Data entries:
=======

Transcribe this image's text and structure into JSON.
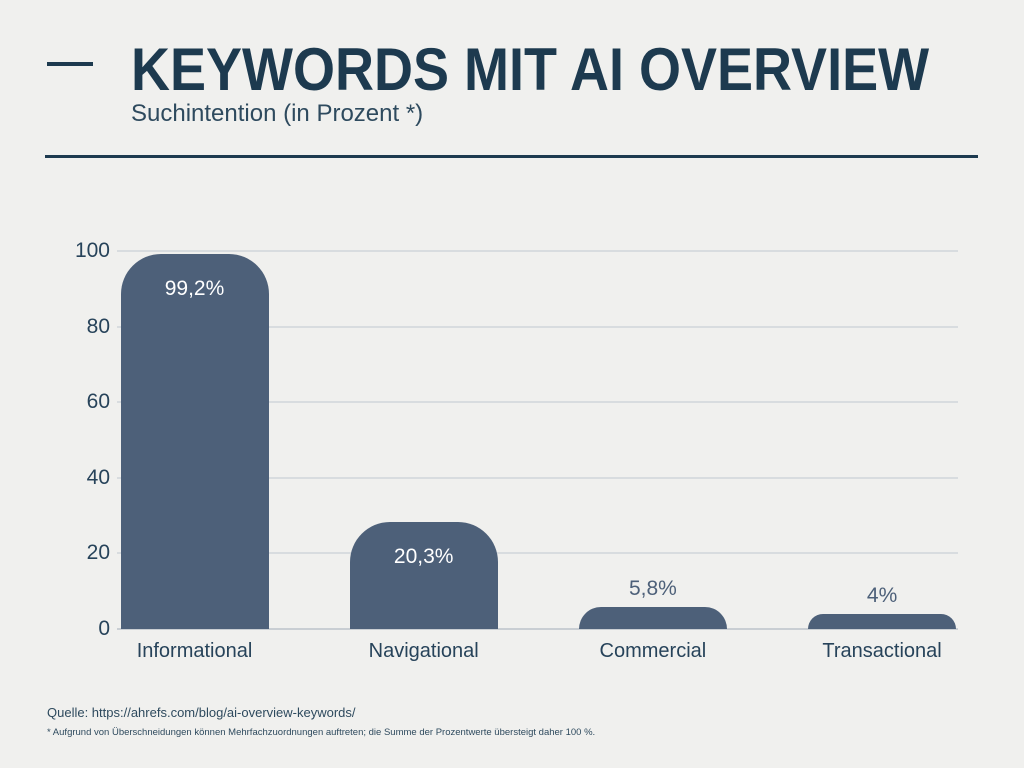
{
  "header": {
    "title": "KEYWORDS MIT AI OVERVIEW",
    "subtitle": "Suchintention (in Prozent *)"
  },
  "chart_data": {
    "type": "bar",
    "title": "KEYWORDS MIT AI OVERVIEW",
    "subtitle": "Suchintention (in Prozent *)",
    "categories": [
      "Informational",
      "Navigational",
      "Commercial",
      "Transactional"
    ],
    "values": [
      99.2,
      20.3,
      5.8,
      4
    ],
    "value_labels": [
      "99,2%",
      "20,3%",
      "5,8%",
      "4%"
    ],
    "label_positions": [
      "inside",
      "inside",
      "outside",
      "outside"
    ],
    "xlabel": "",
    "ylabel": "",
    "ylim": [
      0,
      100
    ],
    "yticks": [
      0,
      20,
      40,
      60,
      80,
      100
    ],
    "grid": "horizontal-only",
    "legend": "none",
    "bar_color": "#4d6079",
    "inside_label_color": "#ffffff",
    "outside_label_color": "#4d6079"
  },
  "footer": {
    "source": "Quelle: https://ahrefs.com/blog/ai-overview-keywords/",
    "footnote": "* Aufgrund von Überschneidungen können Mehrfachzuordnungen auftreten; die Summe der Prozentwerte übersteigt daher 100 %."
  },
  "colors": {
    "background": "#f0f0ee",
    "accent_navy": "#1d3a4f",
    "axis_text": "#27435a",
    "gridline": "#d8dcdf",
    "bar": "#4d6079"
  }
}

=======

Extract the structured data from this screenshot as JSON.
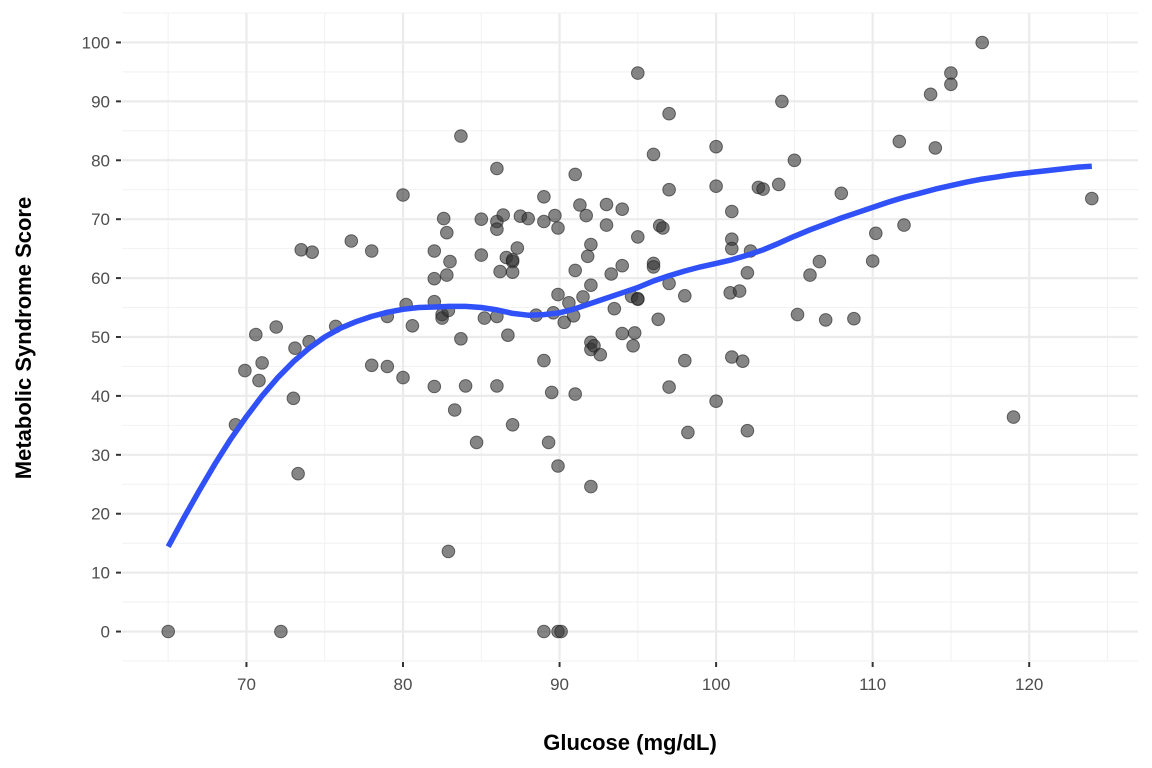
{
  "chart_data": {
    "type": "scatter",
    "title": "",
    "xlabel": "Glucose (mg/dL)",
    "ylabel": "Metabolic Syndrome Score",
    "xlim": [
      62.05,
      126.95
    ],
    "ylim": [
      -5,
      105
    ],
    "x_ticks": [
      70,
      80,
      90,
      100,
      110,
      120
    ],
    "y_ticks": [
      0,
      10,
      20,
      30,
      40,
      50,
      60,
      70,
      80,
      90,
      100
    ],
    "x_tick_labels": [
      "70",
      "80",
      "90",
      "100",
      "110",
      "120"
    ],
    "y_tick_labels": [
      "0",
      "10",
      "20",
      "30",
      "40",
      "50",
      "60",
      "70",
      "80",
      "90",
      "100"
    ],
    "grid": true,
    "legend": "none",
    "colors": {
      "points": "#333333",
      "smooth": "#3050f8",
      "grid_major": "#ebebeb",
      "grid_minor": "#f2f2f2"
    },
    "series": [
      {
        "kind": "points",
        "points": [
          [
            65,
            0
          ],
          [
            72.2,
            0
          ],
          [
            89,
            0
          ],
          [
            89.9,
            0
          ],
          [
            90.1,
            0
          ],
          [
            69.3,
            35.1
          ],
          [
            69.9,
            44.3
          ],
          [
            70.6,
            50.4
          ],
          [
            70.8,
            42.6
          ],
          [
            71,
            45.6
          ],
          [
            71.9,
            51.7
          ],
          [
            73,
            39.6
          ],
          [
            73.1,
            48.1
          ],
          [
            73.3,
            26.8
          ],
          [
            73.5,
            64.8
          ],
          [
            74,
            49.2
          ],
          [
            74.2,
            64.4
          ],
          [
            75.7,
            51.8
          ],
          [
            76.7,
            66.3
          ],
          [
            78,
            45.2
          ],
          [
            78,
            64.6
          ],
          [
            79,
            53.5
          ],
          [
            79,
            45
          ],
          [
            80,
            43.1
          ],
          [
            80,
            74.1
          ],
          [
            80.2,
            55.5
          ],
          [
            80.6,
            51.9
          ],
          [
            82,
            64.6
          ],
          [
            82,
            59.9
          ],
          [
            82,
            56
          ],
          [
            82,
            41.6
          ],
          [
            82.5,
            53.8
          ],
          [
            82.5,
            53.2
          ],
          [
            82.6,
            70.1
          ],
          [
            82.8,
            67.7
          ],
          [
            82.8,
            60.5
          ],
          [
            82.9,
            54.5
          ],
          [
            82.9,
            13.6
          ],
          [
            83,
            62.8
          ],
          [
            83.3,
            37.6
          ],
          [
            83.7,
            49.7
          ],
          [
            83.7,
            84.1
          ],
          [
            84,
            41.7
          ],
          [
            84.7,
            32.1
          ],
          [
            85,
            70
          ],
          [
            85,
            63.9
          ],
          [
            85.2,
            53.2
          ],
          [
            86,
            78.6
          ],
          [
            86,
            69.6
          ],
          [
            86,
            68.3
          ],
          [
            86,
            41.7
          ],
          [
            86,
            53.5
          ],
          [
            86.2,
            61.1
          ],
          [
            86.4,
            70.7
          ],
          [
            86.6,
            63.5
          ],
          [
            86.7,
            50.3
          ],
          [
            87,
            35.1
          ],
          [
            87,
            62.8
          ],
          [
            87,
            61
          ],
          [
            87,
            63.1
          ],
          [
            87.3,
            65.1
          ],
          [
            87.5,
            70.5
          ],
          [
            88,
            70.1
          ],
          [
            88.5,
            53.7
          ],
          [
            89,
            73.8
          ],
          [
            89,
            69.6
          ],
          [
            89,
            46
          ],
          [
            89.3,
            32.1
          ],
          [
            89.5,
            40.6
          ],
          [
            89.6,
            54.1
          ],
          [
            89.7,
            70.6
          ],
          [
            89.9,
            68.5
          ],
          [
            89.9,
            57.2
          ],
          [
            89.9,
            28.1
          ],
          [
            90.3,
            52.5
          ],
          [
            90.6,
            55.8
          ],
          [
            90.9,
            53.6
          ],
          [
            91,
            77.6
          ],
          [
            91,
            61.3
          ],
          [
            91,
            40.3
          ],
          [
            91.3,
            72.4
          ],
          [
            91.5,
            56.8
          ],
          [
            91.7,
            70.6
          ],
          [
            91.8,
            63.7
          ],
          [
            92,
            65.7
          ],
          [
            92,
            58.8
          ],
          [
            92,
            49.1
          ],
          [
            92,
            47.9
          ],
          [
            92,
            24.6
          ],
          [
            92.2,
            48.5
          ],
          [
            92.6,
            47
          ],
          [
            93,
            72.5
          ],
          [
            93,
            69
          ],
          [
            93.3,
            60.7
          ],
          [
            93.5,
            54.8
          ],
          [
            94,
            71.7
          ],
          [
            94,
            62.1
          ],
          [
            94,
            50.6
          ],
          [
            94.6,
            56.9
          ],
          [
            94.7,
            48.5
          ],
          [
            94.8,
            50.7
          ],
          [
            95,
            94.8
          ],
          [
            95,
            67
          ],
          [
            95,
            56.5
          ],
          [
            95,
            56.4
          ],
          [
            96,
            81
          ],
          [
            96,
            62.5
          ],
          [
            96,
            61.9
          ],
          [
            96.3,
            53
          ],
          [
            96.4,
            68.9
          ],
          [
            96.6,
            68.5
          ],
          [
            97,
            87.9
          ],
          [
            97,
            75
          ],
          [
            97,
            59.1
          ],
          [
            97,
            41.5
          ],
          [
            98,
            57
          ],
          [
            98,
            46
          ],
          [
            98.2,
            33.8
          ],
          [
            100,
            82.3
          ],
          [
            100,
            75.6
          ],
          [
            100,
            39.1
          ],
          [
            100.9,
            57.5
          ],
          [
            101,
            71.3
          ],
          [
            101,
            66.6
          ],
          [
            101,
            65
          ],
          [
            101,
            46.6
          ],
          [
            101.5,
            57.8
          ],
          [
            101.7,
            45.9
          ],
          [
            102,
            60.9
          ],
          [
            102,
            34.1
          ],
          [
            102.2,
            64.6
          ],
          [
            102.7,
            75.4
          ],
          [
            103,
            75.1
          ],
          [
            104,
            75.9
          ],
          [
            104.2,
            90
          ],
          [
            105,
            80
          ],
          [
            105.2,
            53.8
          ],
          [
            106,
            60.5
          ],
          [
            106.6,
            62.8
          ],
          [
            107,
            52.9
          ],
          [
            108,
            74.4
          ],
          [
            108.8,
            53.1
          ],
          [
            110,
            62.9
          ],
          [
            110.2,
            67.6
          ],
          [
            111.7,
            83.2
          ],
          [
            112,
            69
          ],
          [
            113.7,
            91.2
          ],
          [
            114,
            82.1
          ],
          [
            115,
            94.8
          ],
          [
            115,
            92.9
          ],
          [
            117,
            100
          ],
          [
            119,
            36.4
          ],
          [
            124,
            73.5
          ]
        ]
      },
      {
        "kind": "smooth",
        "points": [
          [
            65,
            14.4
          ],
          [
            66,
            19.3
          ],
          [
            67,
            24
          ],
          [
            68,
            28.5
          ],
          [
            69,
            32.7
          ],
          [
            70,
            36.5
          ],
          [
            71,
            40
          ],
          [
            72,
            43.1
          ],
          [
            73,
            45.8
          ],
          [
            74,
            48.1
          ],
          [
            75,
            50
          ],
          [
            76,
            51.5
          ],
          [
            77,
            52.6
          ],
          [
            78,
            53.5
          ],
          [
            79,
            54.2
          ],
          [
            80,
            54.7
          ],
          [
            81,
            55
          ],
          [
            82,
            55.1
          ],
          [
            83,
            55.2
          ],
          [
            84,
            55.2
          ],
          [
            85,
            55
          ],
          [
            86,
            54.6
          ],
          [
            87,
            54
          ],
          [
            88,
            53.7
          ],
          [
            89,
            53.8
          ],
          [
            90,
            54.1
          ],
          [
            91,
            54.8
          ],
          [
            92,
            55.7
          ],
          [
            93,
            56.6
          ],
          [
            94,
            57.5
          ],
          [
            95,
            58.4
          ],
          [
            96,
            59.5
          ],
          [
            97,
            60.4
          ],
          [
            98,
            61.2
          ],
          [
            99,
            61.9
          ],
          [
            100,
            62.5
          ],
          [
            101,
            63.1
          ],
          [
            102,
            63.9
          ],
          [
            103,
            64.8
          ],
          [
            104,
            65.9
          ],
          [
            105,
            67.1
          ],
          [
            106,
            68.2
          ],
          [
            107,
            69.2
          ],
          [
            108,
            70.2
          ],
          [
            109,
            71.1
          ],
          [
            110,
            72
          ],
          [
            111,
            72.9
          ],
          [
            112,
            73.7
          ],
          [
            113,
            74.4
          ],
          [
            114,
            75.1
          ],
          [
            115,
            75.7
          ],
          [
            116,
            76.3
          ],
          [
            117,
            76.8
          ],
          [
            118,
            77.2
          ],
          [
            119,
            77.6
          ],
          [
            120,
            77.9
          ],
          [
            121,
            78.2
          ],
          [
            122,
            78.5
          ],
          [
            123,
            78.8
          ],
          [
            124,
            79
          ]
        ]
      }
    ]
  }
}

=======

The request: Using the entries above, return each line that includes the word "subtitle".

Written reply:
    "subtitle": "Suchintention (in Prozent *)"
    "subtitle": "Suchintention (in Prozent *)",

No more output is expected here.